• WHAT TO WORK ON
Keep only those lines of the records that include the string "output".

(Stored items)
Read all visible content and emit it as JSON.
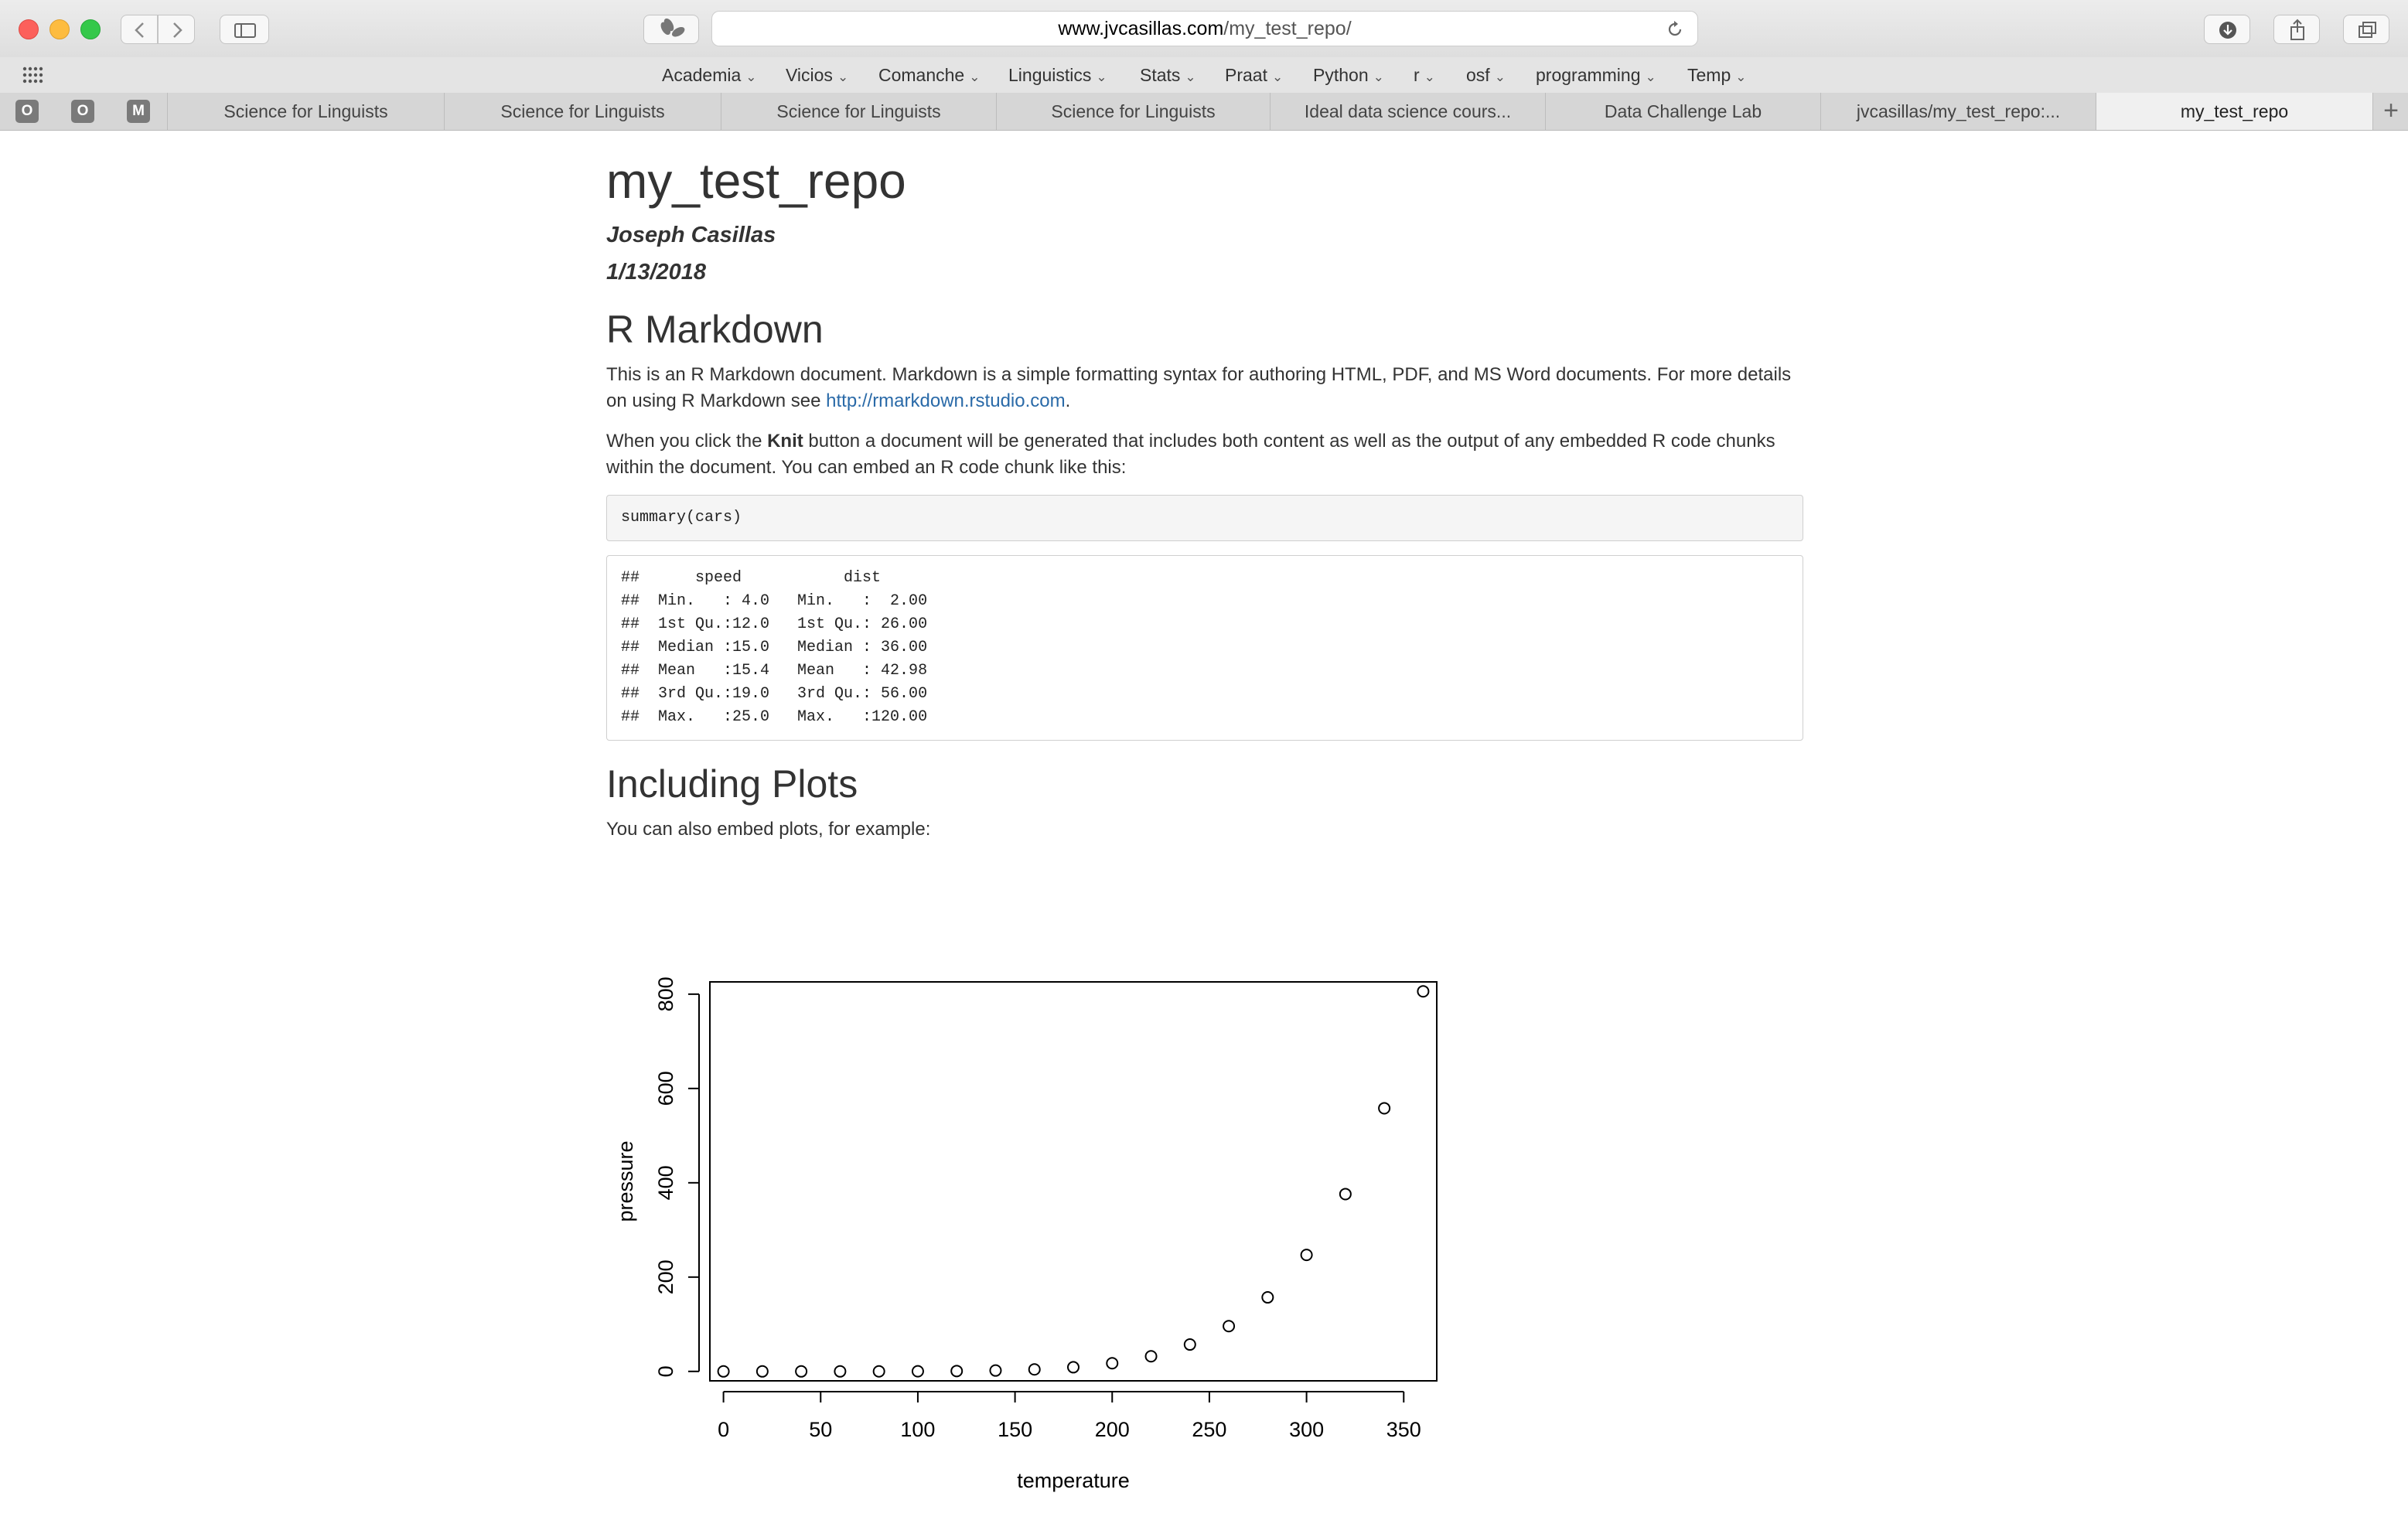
{
  "browser": {
    "url_domain": "www.jvcasillas.com",
    "url_path": "/my_test_repo/",
    "favorites": [
      "Academia",
      "Vicios",
      "Comanche",
      "Linguistics",
      "Stats",
      "Praat",
      "Python",
      "r",
      "osf",
      "programming",
      "Temp"
    ],
    "pinned_tabs": [
      "O",
      "O",
      "M"
    ],
    "tabs": [
      "Science for Linguists",
      "Science for Linguists",
      "Science for Linguists",
      "Science for Linguists",
      "Ideal data science cours...",
      "Data Challenge Lab",
      "jvcasillas/my_test_repo:...",
      "my_test_repo"
    ],
    "active_tab": 7
  },
  "doc": {
    "title": "my_test_repo",
    "author": "Joseph Casillas",
    "date": "1/13/2018",
    "section1_heading": "R Markdown",
    "para1_text": "This is an R Markdown document. Markdown is a simple formatting syntax for authoring HTML, PDF, and MS Word documents. For more details on using R Markdown see ",
    "para1_link": "http://rmarkdown.rstudio.com",
    "para1_end": ".",
    "para2_start": "When you click the ",
    "para2_bold": "Knit",
    "para2_end": " button a document will be generated that includes both content as well as the output of any embedded R code chunks within the document. You can embed an R code chunk like this:",
    "code": "summary(cars)",
    "output": "##      speed           dist       \n##  Min.   : 4.0   Min.   :  2.00  \n##  1st Qu.:12.0   1st Qu.: 26.00  \n##  Median :15.0   Median : 36.00  \n##  Mean   :15.4   Mean   : 42.98  \n##  3rd Qu.:19.0   3rd Qu.: 56.00  \n##  Max.   :25.0   Max.   :120.00  ",
    "section2_heading": "Including Plots",
    "para3": "You can also embed plots, for example:"
  },
  "chart_data": {
    "type": "scatter",
    "xlabel": "temperature",
    "ylabel": "pressure",
    "xticks": [
      0,
      50,
      100,
      150,
      200,
      250,
      300,
      350
    ],
    "yticks": [
      0,
      200,
      400,
      600,
      800
    ],
    "xlim": [
      -7,
      367
    ],
    "ylim": [
      -20,
      826
    ],
    "x": [
      0,
      20,
      40,
      60,
      80,
      100,
      120,
      140,
      160,
      180,
      200,
      220,
      240,
      260,
      280,
      300,
      320,
      340,
      360
    ],
    "y": [
      0.0002,
      0.0012,
      0.006,
      0.03,
      0.09,
      0.27,
      0.75,
      1.85,
      4.2,
      8.8,
      17.3,
      32.1,
      57,
      96,
      157,
      247,
      376,
      558,
      806
    ]
  }
}
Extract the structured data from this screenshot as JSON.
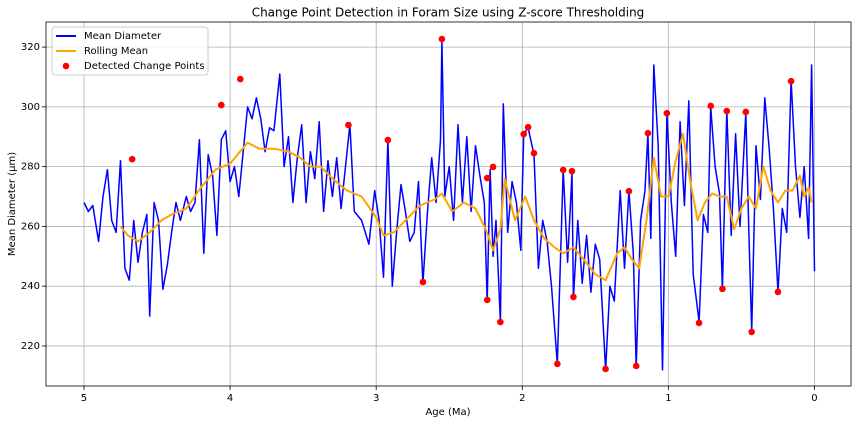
{
  "chart_data": {
    "type": "line",
    "title": "Change Point Detection in Foram Size using Z-score Thresholding",
    "xlabel": "Age (Ma)",
    "ylabel": "Mean Diameter (μm)",
    "xlim": [
      5.26,
      -0.25
    ],
    "ylim": [
      206.6,
      328.4
    ],
    "xticks": [
      5,
      4,
      3,
      2,
      1,
      0
    ],
    "yticks": [
      220,
      240,
      260,
      280,
      300,
      320
    ],
    "grid": true,
    "legend": "upper left",
    "series": [
      {
        "name": "Mean Diameter",
        "color": "#0000ff",
        "style": "line",
        "x": [
          5.0,
          4.97,
          4.94,
          4.9,
          4.87,
          4.84,
          4.81,
          4.78,
          4.75,
          4.72,
          4.69,
          4.66,
          4.63,
          4.6,
          4.57,
          4.55,
          4.52,
          4.49,
          4.46,
          4.43,
          4.4,
          4.37,
          4.34,
          4.3,
          4.27,
          4.24,
          4.21,
          4.18,
          4.15,
          4.12,
          4.09,
          4.06,
          4.03,
          4.0,
          3.97,
          3.94,
          3.91,
          3.88,
          3.85,
          3.82,
          3.79,
          3.76,
          3.73,
          3.7,
          3.66,
          3.63,
          3.6,
          3.57,
          3.54,
          3.51,
          3.48,
          3.45,
          3.42,
          3.39,
          3.36,
          3.33,
          3.3,
          3.27,
          3.24,
          3.21,
          3.18,
          3.15,
          3.1,
          3.05,
          3.01,
          2.98,
          2.95,
          2.92,
          2.89,
          2.86,
          2.83,
          2.8,
          2.77,
          2.74,
          2.71,
          2.68,
          2.65,
          2.62,
          2.59,
          2.56,
          2.55,
          2.53,
          2.5,
          2.47,
          2.44,
          2.41,
          2.38,
          2.35,
          2.32,
          2.29,
          2.26,
          2.24,
          2.22,
          2.2,
          2.18,
          2.15,
          2.13,
          2.1,
          2.07,
          2.04,
          2.01,
          1.99,
          1.96,
          1.92,
          1.89,
          1.86,
          1.83,
          1.8,
          1.76,
          1.72,
          1.69,
          1.66,
          1.65,
          1.62,
          1.59,
          1.56,
          1.53,
          1.5,
          1.47,
          1.43,
          1.4,
          1.37,
          1.33,
          1.3,
          1.27,
          1.24,
          1.22,
          1.19,
          1.16,
          1.14,
          1.12,
          1.1,
          1.07,
          1.04,
          1.01,
          0.98,
          0.95,
          0.92,
          0.89,
          0.86,
          0.83,
          0.79,
          0.76,
          0.73,
          0.71,
          0.68,
          0.65,
          0.63,
          0.6,
          0.57,
          0.54,
          0.51,
          0.47,
          0.45,
          0.43,
          0.4,
          0.37,
          0.34,
          0.31,
          0.28,
          0.25,
          0.22,
          0.19,
          0.16,
          0.13,
          0.1,
          0.07,
          0.04,
          0.02,
          0.0
        ],
        "values": [
          268,
          265,
          267,
          255,
          270,
          279,
          262,
          258,
          282,
          246,
          242,
          262,
          248,
          258,
          264,
          230,
          268,
          262,
          239,
          247,
          258,
          268,
          262,
          270,
          265,
          268,
          289,
          251,
          284,
          277,
          257,
          289,
          292,
          275,
          280,
          270,
          285,
          300,
          296,
          303,
          296,
          285,
          293,
          292,
          311,
          280,
          290,
          268,
          283,
          294,
          268,
          285,
          276,
          295,
          265,
          282,
          270,
          283,
          266,
          280,
          294,
          265,
          262,
          254,
          272,
          262,
          243,
          289,
          240,
          258,
          274,
          265,
          255,
          258,
          275,
          241,
          264,
          283,
          268,
          289,
          322,
          270,
          280,
          262,
          294,
          268,
          290,
          265,
          287,
          277,
          268,
          235,
          279,
          250,
          262,
          228,
          301,
          258,
          275,
          268,
          252,
          291,
          293,
          284,
          246,
          262,
          255,
          240,
          214,
          279,
          248,
          278,
          236,
          262,
          241,
          257,
          238,
          254,
          249,
          212,
          240,
          235,
          272,
          246,
          272,
          251,
          213,
          262,
          272,
          291,
          256,
          314,
          287,
          212,
          298,
          268,
          250,
          295,
          267,
          302,
          244,
          228,
          264,
          258,
          300,
          280,
          271,
          239,
          299,
          257,
          291,
          260,
          298,
          260,
          225,
          287,
          269,
          303,
          286,
          265,
          238,
          266,
          258,
          309,
          280,
          263,
          280,
          256,
          314,
          245
        ]
      },
      {
        "name": "Rolling Mean",
        "color": "#ffa500",
        "style": "line",
        "x": [
          4.75,
          4.7,
          4.63,
          4.55,
          4.47,
          4.4,
          4.3,
          4.2,
          4.1,
          4.0,
          3.95,
          3.88,
          3.8,
          3.7,
          3.6,
          3.52,
          3.45,
          3.38,
          3.3,
          3.2,
          3.1,
          3.0,
          2.95,
          2.88,
          2.8,
          2.7,
          2.6,
          2.55,
          2.48,
          2.4,
          2.32,
          2.25,
          2.2,
          2.15,
          2.12,
          2.05,
          1.98,
          1.92,
          1.85,
          1.78,
          1.72,
          1.65,
          1.58,
          1.5,
          1.43,
          1.35,
          1.3,
          1.25,
          1.2,
          1.15,
          1.1,
          1.05,
          1.0,
          0.95,
          0.9,
          0.85,
          0.8,
          0.75,
          0.7,
          0.65,
          0.6,
          0.55,
          0.5,
          0.45,
          0.4,
          0.35,
          0.3,
          0.25,
          0.2,
          0.15,
          0.1,
          0.07,
          0.04,
          0.02
        ],
        "values": [
          260,
          257,
          255,
          258,
          262,
          264,
          266,
          273,
          279,
          281,
          284,
          288,
          286,
          286,
          285,
          283,
          280,
          280,
          276,
          272,
          270,
          263,
          257,
          258,
          262,
          267,
          269,
          271,
          265,
          268,
          266,
          259,
          252,
          259,
          276,
          262,
          270,
          262,
          256,
          253,
          251,
          253,
          249,
          244,
          242,
          251,
          253,
          249,
          246,
          262,
          283,
          270,
          270,
          282,
          291,
          275,
          262,
          268,
          271,
          270,
          270,
          259,
          266,
          270,
          266,
          280,
          272,
          268,
          272,
          272,
          277,
          270,
          273,
          268
        ]
      },
      {
        "name": "Detected Change Points",
        "color": "#ff0000",
        "style": "points",
        "x": [
          4.67,
          4.06,
          3.93,
          3.19,
          2.92,
          2.68,
          2.55,
          2.24,
          2.24,
          2.2,
          2.15,
          1.99,
          1.96,
          1.92,
          1.76,
          1.72,
          1.66,
          1.65,
          1.43,
          1.27,
          1.22,
          1.14,
          1.01,
          0.79,
          0.71,
          0.63,
          0.6,
          0.47,
          0.43,
          0.25,
          0.16
        ],
        "values": [
          282.5,
          300.6,
          309.3,
          293.9,
          288.9,
          241.4,
          322.7,
          276.2,
          235.4,
          279.9,
          228.0,
          290.9,
          293.2,
          284.5,
          214.0,
          278.9,
          278.5,
          236.4,
          212.3,
          271.8,
          213.3,
          291.2,
          297.9,
          227.7,
          300.3,
          239.1,
          298.6,
          298.3,
          224.7,
          238.1,
          308.6
        ]
      }
    ]
  }
}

• REPLY
    "para2_end": " button a document will be generated that includes both content as well as the output of any embedded R code chunks within the document. You can embed an R code chunk like this:",
    "output": "##      speed           dist       \n##  Min.   : 4.0   Min.   :  2.00  \n##  1st Qu.:12.0   1st Qu.: 26.00  \n##  Median :15.0   Median : 36.00  \n##  Mean   :15.4   Mean   : 42.98  \n##  3rd Qu.:19.0   3rd Qu.: 56.00  \n##  Max.   :25.0   Max.   :120.00  ",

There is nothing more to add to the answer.